Work instructions: Below are some records: retype them all exactly, but not the pictures.

____________________

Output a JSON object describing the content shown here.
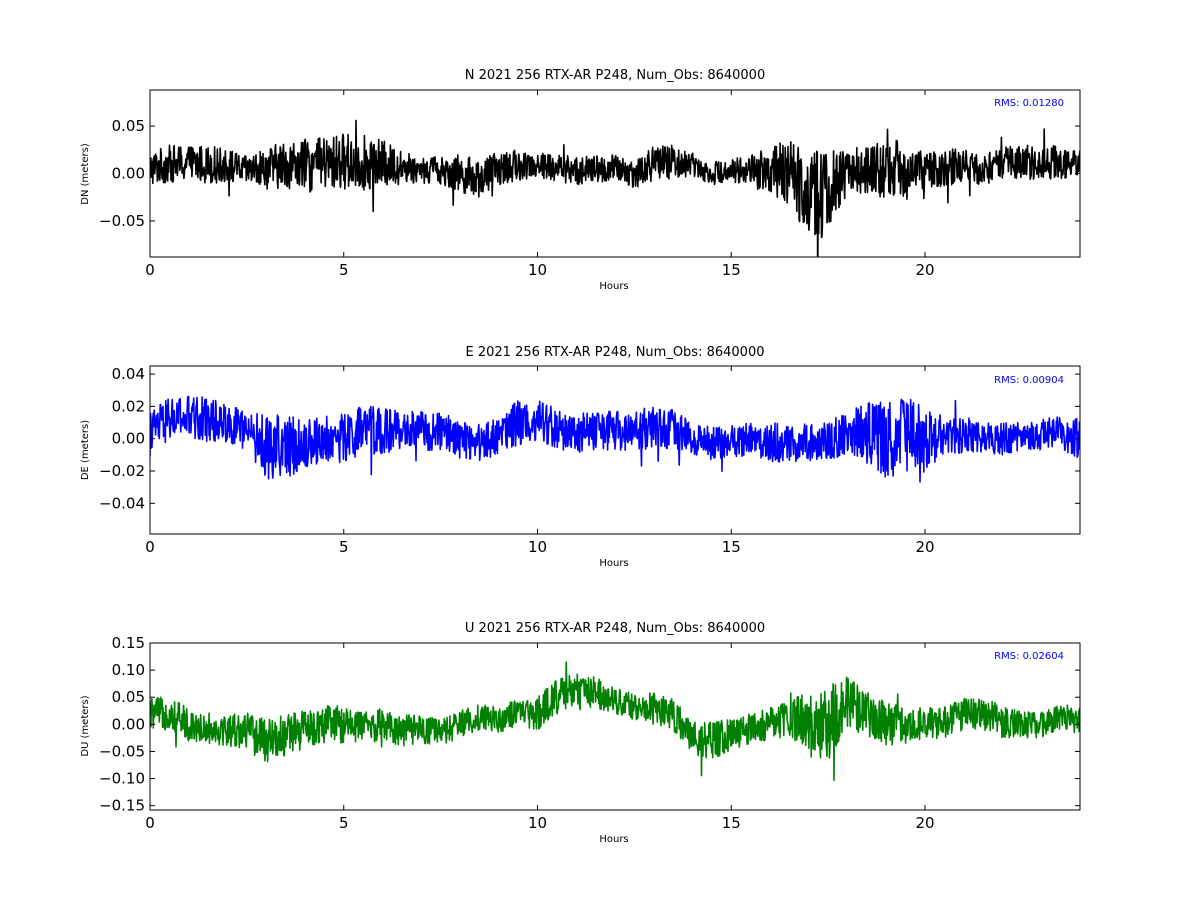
{
  "chart_data": [
    {
      "type": "line",
      "title": "N 2021 256 RTX-AR  P248, Num_Obs: 8640000",
      "xlabel": "Hours",
      "ylabel": "DN (meters)",
      "xlim": [
        0,
        24
      ],
      "ylim": [
        -0.088,
        0.088
      ],
      "xticks": [
        "0",
        "5",
        "10",
        "15",
        "20"
      ],
      "yticks": [
        "0.05",
        "0.00",
        "−0.05"
      ],
      "annotation": "RMS:  0.01280",
      "grid": false,
      "series": [
        {
          "color": "#000000",
          "x": [
            0,
            0.5,
            1,
            1.5,
            2,
            2.5,
            3,
            3.5,
            4,
            4.5,
            5,
            5.5,
            6,
            6.5,
            7,
            7.5,
            8,
            8.5,
            9,
            9.5,
            10,
            10.5,
            11,
            11.5,
            12,
            12.5,
            13,
            13.5,
            14,
            14.5,
            15,
            15.5,
            16,
            16.5,
            17,
            17.25,
            17.5,
            18,
            18.5,
            19,
            19.5,
            20,
            20.5,
            21,
            21.5,
            22,
            22.5,
            23,
            23.5,
            24
          ],
          "y": [
            0.005,
            0.01,
            0.01,
            0.01,
            0.008,
            0.003,
            0.005,
            0.01,
            0.008,
            0.01,
            0.013,
            0.012,
            0.01,
            0.007,
            0.004,
            0.004,
            0.0,
            -0.005,
            0.005,
            0.008,
            0.01,
            0.006,
            0.003,
            0.004,
            0.005,
            0.0,
            0.01,
            0.012,
            0.01,
            0.0,
            0.004,
            0.003,
            0.004,
            0.0,
            -0.02,
            -0.02,
            -0.02,
            0.002,
            0.004,
            0.004,
            0.004,
            0.001,
            0.007,
            0.008,
            0.004,
            0.01,
            0.012,
            0.012,
            0.012,
            0.01
          ],
          "spread": [
            0.018,
            0.02,
            0.02,
            0.02,
            0.018,
            0.015,
            0.022,
            0.025,
            0.028,
            0.028,
            0.03,
            0.03,
            0.025,
            0.018,
            0.015,
            0.015,
            0.02,
            0.02,
            0.018,
            0.015,
            0.015,
            0.015,
            0.015,
            0.015,
            0.015,
            0.015,
            0.02,
            0.018,
            0.012,
            0.012,
            0.012,
            0.018,
            0.025,
            0.035,
            0.045,
            0.05,
            0.045,
            0.025,
            0.025,
            0.03,
            0.032,
            0.02,
            0.02,
            0.018,
            0.016,
            0.018,
            0.018,
            0.018,
            0.018,
            0.015
          ]
        }
      ]
    },
    {
      "type": "line",
      "title": "E 2021 256 RTX-AR  P248, Num_Obs: 8640000",
      "xlabel": "Hours",
      "ylabel": "DE (meters)",
      "xlim": [
        0,
        24
      ],
      "ylim": [
        -0.059,
        0.045
      ],
      "xticks": [
        "0",
        "5",
        "10",
        "15",
        "20"
      ],
      "yticks": [
        "0.04",
        "0.02",
        "0.00",
        "−0.02",
        "−0.04"
      ],
      "annotation": "RMS:  0.00904",
      "grid": false,
      "series": [
        {
          "color": "#0000ff",
          "x": [
            0,
            0.5,
            1,
            1.5,
            2,
            2.5,
            3,
            3.5,
            4,
            4.5,
            5,
            5.5,
            6,
            6.5,
            7,
            7.5,
            8,
            8.5,
            9,
            9.5,
            10,
            10.5,
            11,
            11.5,
            12,
            12.5,
            13,
            13.5,
            14,
            14.5,
            15,
            15.5,
            16,
            16.5,
            17,
            17.5,
            18,
            18.5,
            19,
            19.5,
            20,
            20.5,
            21,
            21.5,
            22,
            22.5,
            23,
            23.5,
            24
          ],
          "y": [
            0.005,
            0.012,
            0.013,
            0.012,
            0.01,
            0.005,
            -0.005,
            -0.005,
            -0.003,
            0.0,
            0.0,
            0.005,
            0.005,
            0.005,
            0.005,
            0.004,
            0.0,
            -0.002,
            0.002,
            0.01,
            0.012,
            0.006,
            0.003,
            0.005,
            0.005,
            0.004,
            0.008,
            0.006,
            0.0,
            -0.003,
            -0.002,
            0.0,
            -0.002,
            -0.003,
            -0.003,
            0.0,
            0.002,
            0.004,
            0.0,
            -0.002,
            0.0,
            0.002,
            0.003,
            0.0,
            0.0,
            0.002,
            0.003,
            0.005,
            -0.002
          ],
          "spread": [
            0.012,
            0.014,
            0.014,
            0.014,
            0.012,
            0.012,
            0.02,
            0.02,
            0.015,
            0.014,
            0.016,
            0.016,
            0.014,
            0.012,
            0.012,
            0.012,
            0.012,
            0.012,
            0.012,
            0.014,
            0.014,
            0.012,
            0.012,
            0.012,
            0.012,
            0.012,
            0.014,
            0.012,
            0.01,
            0.01,
            0.01,
            0.01,
            0.012,
            0.012,
            0.012,
            0.012,
            0.015,
            0.02,
            0.025,
            0.028,
            0.02,
            0.012,
            0.012,
            0.01,
            0.01,
            0.01,
            0.01,
            0.01,
            0.014
          ]
        }
      ]
    },
    {
      "type": "line",
      "title": "U 2021 256 RTX-AR  P248, Num_Obs: 8640000",
      "xlabel": "Hours",
      "ylabel": "DU (meters)",
      "xlim": [
        0,
        24
      ],
      "ylim": [
        -0.158,
        0.15
      ],
      "xticks": [
        "0",
        "5",
        "10",
        "15",
        "20"
      ],
      "yticks": [
        "0.15",
        "0.10",
        "0.05",
        "0.00",
        "−0.05",
        "−0.10",
        "−0.15"
      ],
      "annotation": "RMS:  0.02604",
      "grid": false,
      "series": [
        {
          "color": "#008000",
          "x": [
            0,
            0.5,
            1,
            1.5,
            2,
            2.5,
            3,
            3.5,
            4,
            4.5,
            5,
            5.5,
            6,
            6.5,
            7,
            7.5,
            8,
            8.5,
            9,
            9.5,
            10,
            10.5,
            11,
            11.5,
            12,
            12.5,
            13,
            13.5,
            14,
            14.5,
            15,
            15.5,
            16,
            16.5,
            17,
            17.5,
            18,
            18.5,
            19,
            19.5,
            20,
            20.5,
            21,
            21.5,
            22,
            22.5,
            23,
            23.5,
            24
          ],
          "y": [
            0.02,
            0.02,
            0.0,
            -0.01,
            -0.01,
            -0.01,
            -0.03,
            -0.02,
            -0.01,
            0.0,
            0.0,
            -0.005,
            0.0,
            -0.01,
            -0.01,
            -0.015,
            0.0,
            0.015,
            0.01,
            0.02,
            0.02,
            0.05,
            0.06,
            0.06,
            0.045,
            0.03,
            0.03,
            0.02,
            -0.03,
            -0.03,
            -0.02,
            -0.01,
            0.0,
            0.02,
            0.0,
            0.0,
            0.04,
            0.02,
            0.0,
            0.0,
            0.0,
            0.005,
            0.02,
            0.02,
            0.005,
            0.0,
            0.0,
            0.015,
            0.005
          ],
          "spread": [
            0.03,
            0.03,
            0.03,
            0.025,
            0.03,
            0.035,
            0.04,
            0.04,
            0.035,
            0.035,
            0.035,
            0.03,
            0.03,
            0.03,
            0.025,
            0.025,
            0.025,
            0.025,
            0.025,
            0.025,
            0.03,
            0.035,
            0.035,
            0.03,
            0.025,
            0.025,
            0.03,
            0.03,
            0.035,
            0.035,
            0.03,
            0.03,
            0.03,
            0.04,
            0.06,
            0.07,
            0.05,
            0.04,
            0.04,
            0.035,
            0.03,
            0.03,
            0.03,
            0.03,
            0.03,
            0.025,
            0.025,
            0.025,
            0.025
          ]
        }
      ]
    }
  ]
}
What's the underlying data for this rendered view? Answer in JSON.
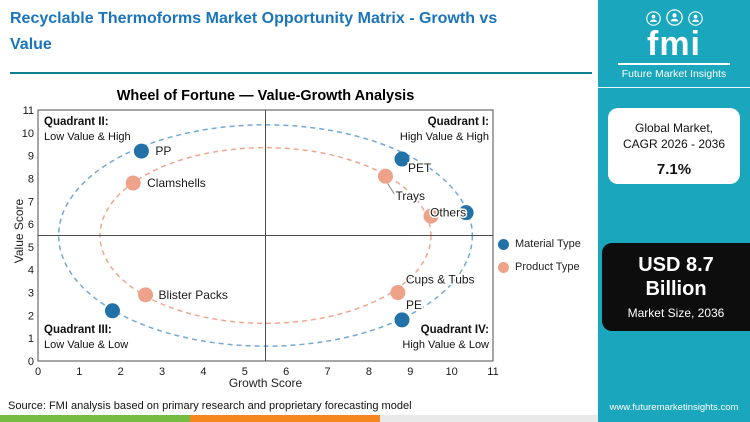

____________________

Response for this exercise:
Output a JSON object describing the content shown here.
{
  "chart_data": [
    {
      "type": "line",
      "title": "N 2021 256 RTX-AR  P248, Num_Obs: 8640000",
      "xlabel": "Hours",
      "ylabel": "DN (meters)",
      "xlim": [
        0,
        24
      ],
      "ylim": [
        -0.088,
        0.088
      ],
      "xticks": [
        "0",
        "5",
        "10",
        "15",
        "20"
      ],
      "yticks": [
        "0.05",
        "0.00",
        "−0.05"
      ],
      "annotation": "RMS:  0.01280",
      "grid": false,
      "series": [
        {
          "color": "#000000",
          "x": [
            0,
            0.5,
            1,
            1.5,
            2,
            2.5,
            3,
            3.5,
            4,
            4.5,
            5,
            5.5,
            6,
            6.5,
            7,
            7.5,
            8,
            8.5,
            9,
            9.5,
            10,
            10.5,
            11,
            11.5,
            12,
            12.5,
            13,
            13.5,
            14,
            14.5,
            15,
            15.5,
            16,
            16.5,
            17,
            17.25,
            17.5,
            18,
            18.5,
            19,
            19.5,
            20,
            20.5,
            21,
            21.5,
            22,
            22.5,
            23,
            23.5,
            24
          ],
          "y": [
            0.005,
            0.01,
            0.01,
            0.01,
            0.008,
            0.003,
            0.005,
            0.01,
            0.008,
            0.01,
            0.013,
            0.012,
            0.01,
            0.007,
            0.004,
            0.004,
            0.0,
            -0.005,
            0.005,
            0.008,
            0.01,
            0.006,
            0.003,
            0.004,
            0.005,
            0.0,
            0.01,
            0.012,
            0.01,
            0.0,
            0.004,
            0.003,
            0.004,
            0.0,
            -0.02,
            -0.02,
            -0.02,
            0.002,
            0.004,
            0.004,
            0.004,
            0.001,
            0.007,
            0.008,
            0.004,
            0.01,
            0.012,
            0.012,
            0.012,
            0.01
          ],
          "spread": [
            0.018,
            0.02,
            0.02,
            0.02,
            0.018,
            0.015,
            0.022,
            0.025,
            0.028,
            0.028,
            0.03,
            0.03,
            0.025,
            0.018,
            0.015,
            0.015,
            0.02,
            0.02,
            0.018,
            0.015,
            0.015,
            0.015,
            0.015,
            0.015,
            0.015,
            0.015,
            0.02,
            0.018,
            0.012,
            0.012,
            0.012,
            0.018,
            0.025,
            0.035,
            0.045,
            0.05,
            0.045,
            0.025,
            0.025,
            0.03,
            0.032,
            0.02,
            0.02,
            0.018,
            0.016,
            0.018,
            0.018,
            0.018,
            0.018,
            0.015
          ]
        }
      ]
    },
    {
      "type": "line",
      "title": "E 2021 256 RTX-AR  P248, Num_Obs: 8640000",
      "xlabel": "Hours",
      "ylabel": "DE (meters)",
      "xlim": [
        0,
        24
      ],
      "ylim": [
        -0.059,
        0.045
      ],
      "xticks": [
        "0",
        "5",
        "10",
        "15",
        "20"
      ],
      "yticks": [
        "0.04",
        "0.02",
        "0.00",
        "−0.02",
        "−0.04"
      ],
      "annotation": "RMS:  0.00904",
      "grid": false,
      "series": [
        {
          "color": "#0000ff",
          "x": [
            0,
            0.5,
            1,
            1.5,
            2,
            2.5,
            3,
            3.5,
            4,
            4.5,
            5,
            5.5,
            6,
            6.5,
            7,
            7.5,
            8,
            8.5,
            9,
            9.5,
            10,
            10.5,
            11,
            11.5,
            12,
            12.5,
            13,
            13.5,
            14,
            14.5,
            15,
            15.5,
            16,
            16.5,
            17,
            17.5,
            18,
            18.5,
            19,
            19.5,
            20,
            20.5,
            21,
            21.5,
            22,
            22.5,
            23,
            23.5,
            24
          ],
          "y": [
            0.005,
            0.012,
            0.013,
            0.012,
            0.01,
            0.005,
            -0.005,
            -0.005,
            -0.003,
            0.0,
            0.0,
            0.005,
            0.005,
            0.005,
            0.005,
            0.004,
            0.0,
            -0.002,
            0.002,
            0.01,
            0.012,
            0.006,
            0.003,
            0.005,
            0.005,
            0.004,
            0.008,
            0.006,
            0.0,
            -0.003,
            -0.002,
            0.0,
            -0.002,
            -0.003,
            -0.003,
            0.0,
            0.002,
            0.004,
            0.0,
            -0.002,
            0.0,
            0.002,
            0.003,
            0.0,
            0.0,
            0.002,
            0.003,
            0.005,
            -0.002
          ],
          "spread": [
            0.012,
            0.014,
            0.014,
            0.014,
            0.012,
            0.012,
            0.02,
            0.02,
            0.015,
            0.014,
            0.016,
            0.016,
            0.014,
            0.012,
            0.012,
            0.012,
            0.012,
            0.012,
            0.012,
            0.014,
            0.014,
            0.012,
            0.012,
            0.012,
            0.012,
            0.012,
            0.014,
            0.012,
            0.01,
            0.01,
            0.01,
            0.01,
            0.012,
            0.012,
            0.012,
            0.012,
            0.015,
            0.02,
            0.025,
            0.028,
            0.02,
            0.012,
            0.012,
            0.01,
            0.01,
            0.01,
            0.01,
            0.01,
            0.014
          ]
        }
      ]
    },
    {
      "type": "line",
      "title": "U 2021 256 RTX-AR  P248, Num_Obs: 8640000",
      "xlabel": "Hours",
      "ylabel": "DU (meters)",
      "xlim": [
        0,
        24
      ],
      "ylim": [
        -0.158,
        0.15
      ],
      "xticks": [
        "0",
        "5",
        "10",
        "15",
        "20"
      ],
      "yticks": [
        "0.15",
        "0.10",
        "0.05",
        "0.00",
        "−0.05",
        "−0.10",
        "−0.15"
      ],
      "annotation": "RMS:  0.02604",
      "grid": false,
      "series": [
        {
          "color": "#008000",
          "x": [
            0,
            0.5,
            1,
            1.5,
            2,
            2.5,
            3,
            3.5,
            4,
            4.5,
            5,
            5.5,
            6,
            6.5,
            7,
            7.5,
            8,
            8.5,
            9,
            9.5,
            10,
            10.5,
            11,
            11.5,
            12,
            12.5,
            13,
            13.5,
            14,
            14.5,
            15,
            15.5,
            16,
            16.5,
            17,
            17.5,
            18,
            18.5,
            19,
            19.5,
            20,
            20.5,
            21,
            21.5,
            22,
            22.5,
            23,
            23.5,
            24
          ],
          "y": [
            0.02,
            0.02,
            0.0,
            -0.01,
            -0.01,
            -0.01,
            -0.03,
            -0.02,
            -0.01,
            0.0,
            0.0,
            -0.005,
            0.0,
            -0.01,
            -0.01,
            -0.015,
            0.0,
            0.015,
            0.01,
            0.02,
            0.02,
            0.05,
            0.06,
            0.06,
            0.045,
            0.03,
            0.03,
            0.02,
            -0.03,
            -0.03,
            -0.02,
            -0.01,
            0.0,
            0.02,
            0.0,
            0.0,
            0.04,
            0.02,
            0.0,
            0.0,
            0.0,
            0.005,
            0.02,
            0.02,
            0.005,
            0.0,
            0.0,
            0.015,
            0.005
          ],
          "spread": [
            0.03,
            0.03,
            0.03,
            0.025,
            0.03,
            0.035,
            0.04,
            0.04,
            0.035,
            0.035,
            0.035,
            0.03,
            0.03,
            0.03,
            0.025,
            0.025,
            0.025,
            0.025,
            0.025,
            0.025,
            0.03,
            0.035,
            0.035,
            0.03,
            0.025,
            0.025,
            0.03,
            0.03,
            0.035,
            0.035,
            0.03,
            0.03,
            0.03,
            0.04,
            0.06,
            0.07,
            0.05,
            0.04,
            0.04,
            0.035,
            0.03,
            0.03,
            0.03,
            0.03,
            0.03,
            0.025,
            0.025,
            0.025,
            0.025
          ]
        }
      ]
    }
  ]
}
What's the underlying data for this rendered view? Answer in JSON.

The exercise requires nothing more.